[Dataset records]

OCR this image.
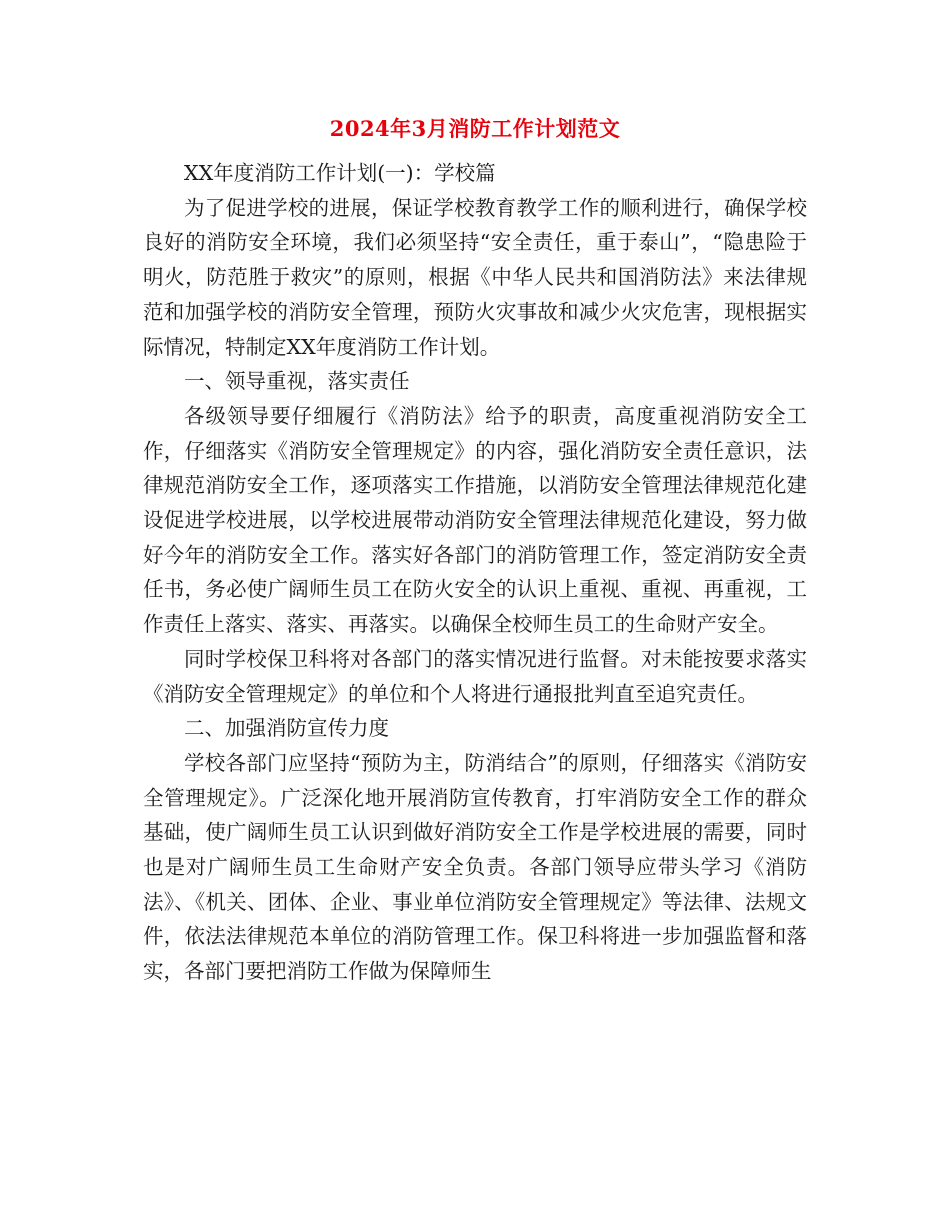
2024年3月消防工作计划范文

XX年度消防工作计划(一)：学校篇

为了促进学校的进展，保证学校教育教学工作的顺利进行，确保学校良好的消防安全环境，我们必须坚持“安全责任，重于泰山”，“隐患险于明火，防范胜于救灾”的原则，根据《中华人民共和国消防法》来法律规范和加强学校的消防安全管理，预防火灾事故和减少火灾危害，现根据实际情况，特制定XX年度消防工作计划。

一、领导重视，落实责任

各级领导要仔细履行《消防法》给予的职责，高度重视消防安全工作，仔细落实《消防安全管理规定》的内容，强化消防安全责任意识，法律规范消防安全工作，逐项落实工作措施，以消防安全管理法律规范化建设促进学校进展，以学校进展带动消防安全管理法律规范化建设，努力做好今年的消防安全工作。落实好各部门的消防管理工作，签定消防安全责任书，务必使广阔师生员工在防火安全的认识上重视、重视、再重视，工作责任上落实、落实、再落实。以确保全校师生员工的生命财产安全。

同时学校保卫科将对各部门的落实情况进行监督。对未能按要求落实《消防安全管理规定》的单位和个人将进行通报批判直至追究责任。

二、加强消防宣传力度

学校各部门应坚持“预防为主，防消结合”的原则，仔细落实《消防安全管理规定》。广泛深化地开展消防宣传教育，打牢消防安全工作的群众基础，使广阔师生员工认识到做好消防安全工作是学校进展的需要，同时也是对广阔师生员工生命财产安全负责。各部门领导应带头学习《消防法》、《机关、团体、企业、事业单位消防安全管理规定》等法律、法规文件，依法法律规范本单位的消防管理工作。保卫科将进一步加强监督和落实，各部门要把消防工作做为保障师生
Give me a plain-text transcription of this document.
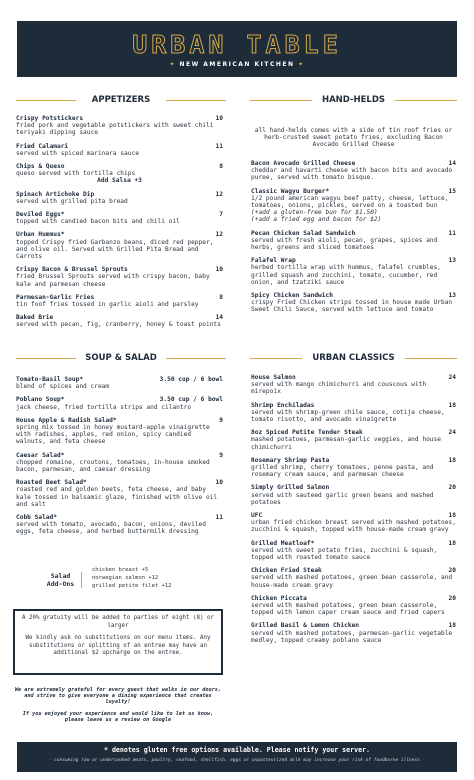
URBAN TABLE
✦ NEW AMERICAN KITCHEN ✦
APPETIZERS
Crispy Potstickers	10
fried pork and vegetable potstickers with sweet chili teriyaki dipping sauce
Fried Calamari	11
served with spiced marinara sauce
Chips & Queso	8
queso served with tortilla chips
Add Salsa +3
Spinach Artichoke Dip	12
served with grilled pita bread
Deviled Eggs*	7
topped with candied bacon bits and chili oil
Urban Hummus*	12
topped Crispy fried Garbanzo beans, diced red pepper, and olive oil. Served with Grilled Pita Bread and Carrots
Crispy Bacon & Brussel Sprouts	10
fried Brussel Sprouts served with crispy bacon, baby kale and parmesan cheese
Parmesan-Garlic Fries	8
tin foof fries tossed in garlic aioli and parsley
Baked Brie	14
served with pecan, fig, cranberry, honey & toast points
SOUP & SALAD
Tomato-Basil Soup*	3.50 cup / 6 bowl
blend of spices and cream
Poblano Soup*	3.50 cup / 6 bowl
jack cheese, fried tortilla strips and cilantro
House Apple & Radish Salad*	9
spring mix tossed in honey mustard-apple vinaigrette with radishes, apples, red onion, spicy candied walnuts, and feta cheese
Caesar Salad*	9
chopped romaine, croutons, tomatoes, in-house smoked bacon, parmesan, and caesar dressing
Roasted Beet Salad*	10
roasted red and golden beets, feta cheese, and baby kale tossed in balsamic glaze, finished with olive oil and salt
Cobb Salad*	11
served with tomato, avocado, bacon, onions, deviled eggs, feta cheese, and herbed buttermilk dressing
Salad Add-Ons
chicken breast +5
norwegian salmon +12
grilled petite filet +12

A 20% gratuity will be added to parties of eight (8) or larger

We kindly ask no substitutions on our menu items. Any substitutions or splitting of an entree may have an additional $2 upcharge on the entree.

We are extremely grateful for every guest that walks in our doors, and strive to give everyone a dining experience that creates loyalty!

If you enjoyed your experience and would like to let us know, please leave us a review on Google

HAND-HELDS
all hand-helds comes with a side of tin roof fries or herb-crusted sweet potato fries, excluding Bacon Avocado Grilled Cheese
Bacon Avocado Grilled Cheese	14
cheddar and havarti cheese with bacon bits and avocado puree, served with tomato bisque.
Classic Wagyu Burger*	15
1/2 pound american wagyu beef patty, cheese, lettuce, tomatoes, onions, pickles, served on a toasted bun
(+add a gluten-free bun for $1.50)
(+add a fried egg and bacon for $2)
Pecan Chicken Salad Sandwich	11
served with fresh aioli, pecan, grapes, spices and herbs, greens and sliced tomatoes
Falafel Wrap	13
herbed tortilla wrap with hummus, falafel crumbles, grilled squash and zucchini, tomato, cucumber, red onion, and tzatziki sauce
Spicy Chicken Sandwich	13
crispy Fried Chicken strips tossed in house made Urban Sweet Chili Sauce, served with lettuce and tomato
URBAN CLASSICS
House Salmon	24
served with mango chimichurri and couscous with mirepoix
Shrimp Enchiladas	18
served with shrimp-green chile sauce, cotija cheese, tomato risotto, and avocado vinaigrette
8oz Spiced Petite Tender Steak	24
mashed potatoes, parmesan-garlic veggies, and house chimichurri
Rosemary Shrimp Pasta	18
grilled shrimp, cherry tomatoes, penne pasta, and rosemary cream sauce, and parmesan cheese
Simply Grilled Salmon	20
served with sauteed garlic green beans and mashed potatoes
UFC	18
urban fried chicken breast served with mashed potatoes, zucchini & squash, topped with house-made cream gravy
Grilled Meatloaf*	18
served with sweet potato fries, zucchini & squash, topped with roasted tomato sauce
Chicken Fried Steak	20
served with mashed potatoes, green bean casserole, and house-made cream gravy
Chicken Piccata	20
served with mashed potatoes, green bean casserole, topped with lemon caper cream sauce and fried capers
Grilled Basil & Lemon Chicken	18
served with mashed potatoes, parmesan-garlic vegetable medley, topped creamy poblano sauce
* denotes gluten free options available. Please notify your server.
- consuming raw or undercooked meats, poultry, seafood, shellfish, eggs or unpasteurized milk may increase your risk of foodborne illness -
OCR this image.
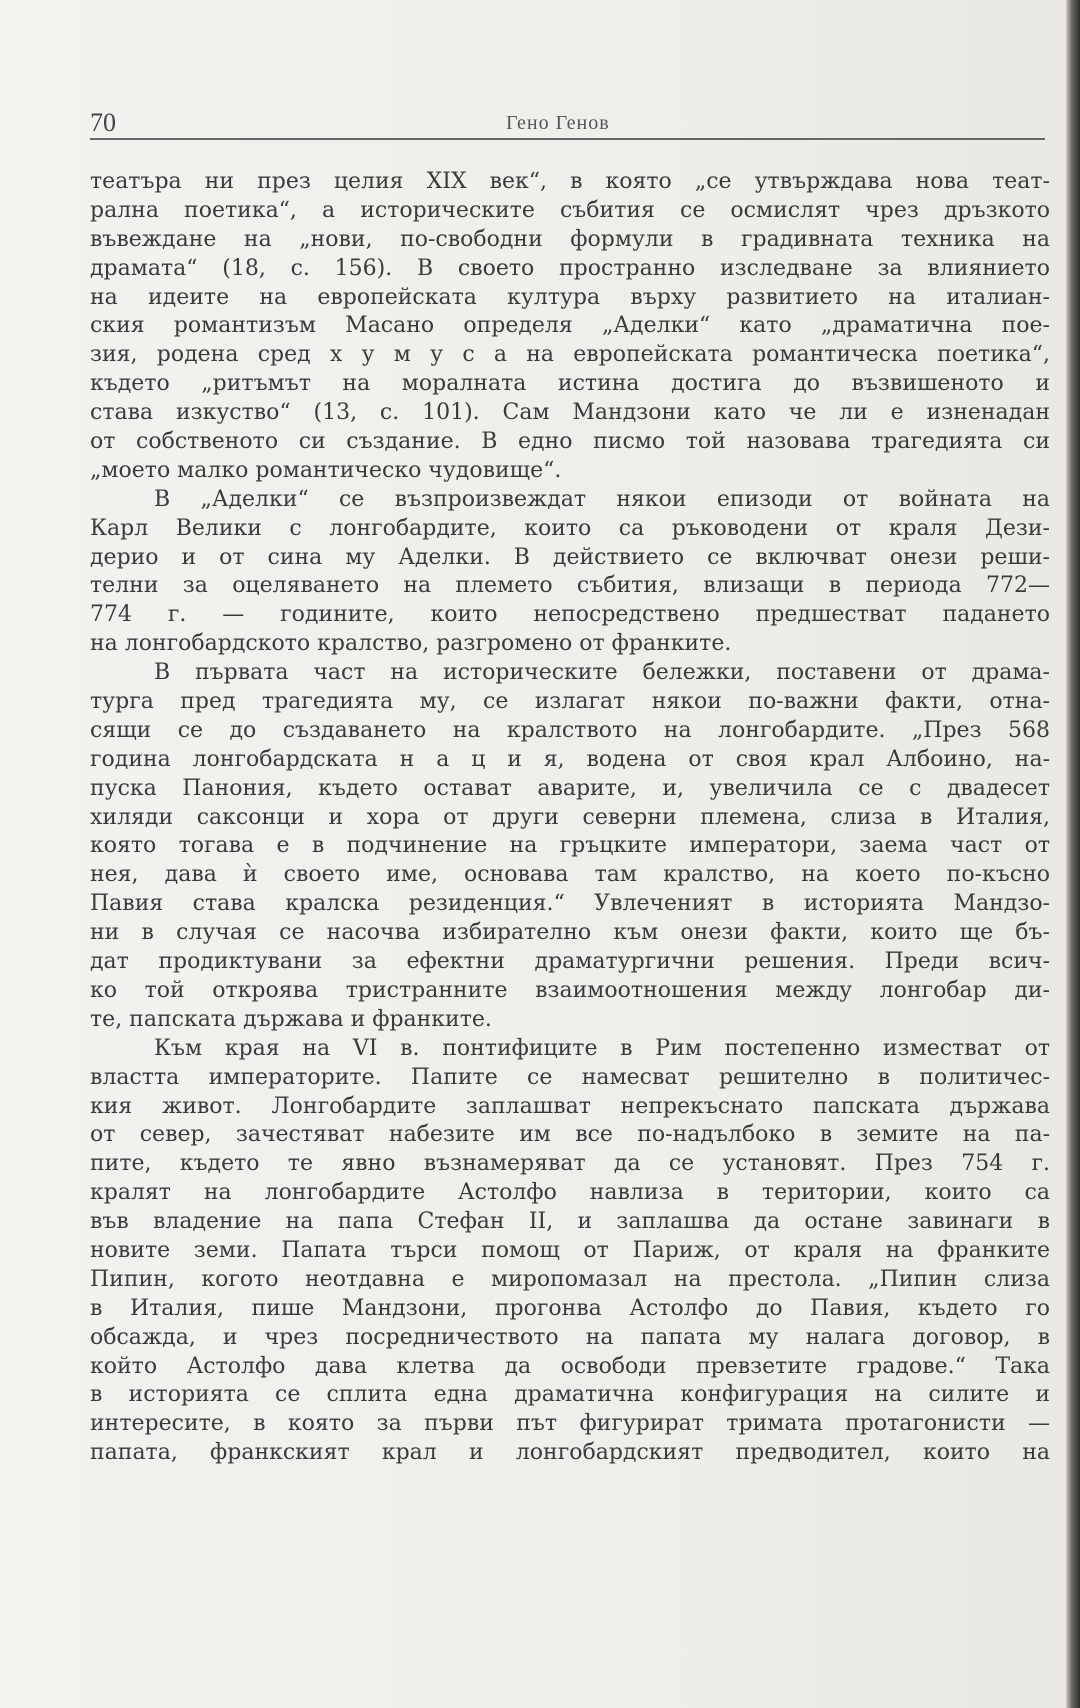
70	Гено Генов
театъра ни през целия XIX век“, в която „се утвърждава нова теат-
рална поетика“, а историческите събития се осмислят чрез дръзкото
въвеждане на „нови, по-свободни формули в градивната техника на
драмата“ (18, с. 156). В своето пространно изследване за влиянието
на идеите на европейската култура върху развитието на италиан-
ския романтизъм Масано определя „Аделки“ като „драматична пое-
зия, родена сред х у м у с а на европейската романтическа поетика“,
където „ритъмът на моралната истина достига до възвишеното и
става изкуство“ (13, с. 101). Сам Мандзони като че ли е изненадан
от собственото си създание. В едно писмо той назовава трагедията си
„моето малко романтическо чудовище“.
В „Аделки“ се възпроизвеждат някои епизоди от войната на
Карл Велики с лонгобардите, които са ръководени от краля Дези-
дерио и от сина му Аделки. В действието се включват онези реши-
телни за оцеляването на племето събития, влизащи в периода 772—
774 г. — годините, които непосредствено предшестват падането
на лонгобардското кралство, разгромено от франките.
В първата част на историческите бележки, поставени от драма-
турга пред трагедията му, се излагат някои по-важни факти, отна-
сящи се до създаването на кралството на лонгобардите. „През 568
година лонгобардската н а ц и я, водена от своя крал Албоино, на-
пуска Панония, където остават аварите, и, увеличила се с двадесет
хиляди саксонци и хора от други северни племена, слиза в Италия,
която тогава е в подчинение на гръцките императори, заема част от
нея, дава ѝ своето име, основава там кралство, на което по-късно
Павия става кралска резиденция.“ Увлеченият в историята Мандзо-
ни в случая се насочва избирателно към онези факти, които ще бъ-
дат продиктувани за ефектни драматургични решения. Преди всич-
ко той откроява тристранните взаимоотношения между лонгобар ди-
те, папската държава и франките.
Към края на VI в. понтифиците в Рим постепенно изместват от
властта императорите. Папите се намесват решително в политичес-
кия живот. Лонгобардите заплашват непрекъснато папската държава
от север, зачестяват набезите им все по-надълбоко в земите на па-
пите, където те явно възнамеряват да се установят. През 754 г.
кралят на лонгобардите Астолфо навлиза в територии, които са
във владение на папа Стефан II, и заплашва да остане завинаги в
новите земи. Папата търси помощ от Париж, от краля на франките
Пипин, когото неотдавна е миропомазал на престола. „Пипин слиза
в Италия, пише Мандзони, прогонва Астолфо до Павия, където го
обсажда, и чрез посредничеството на папата му налага договор, в
който Астолфо дава клетва да освободи превзетите градове.“ Така
в историята се сплита една драматична конфигурация на силите и
интересите, в която за първи път фигурират тримата протагонисти —
папата, франкският крал и лонгобардският предводител, които на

**TASK DESCRIPTION:** Using the records above, list each line that includes "Аделки".

**TASK OUTPUT:**
ския романтизъм Масано определя „Аделки“ като „драматична пое-
В „Аделки“ се възпроизвеждат някои епизоди от войната на
дерио и от сина му Аделки. В действието се включват онези реши-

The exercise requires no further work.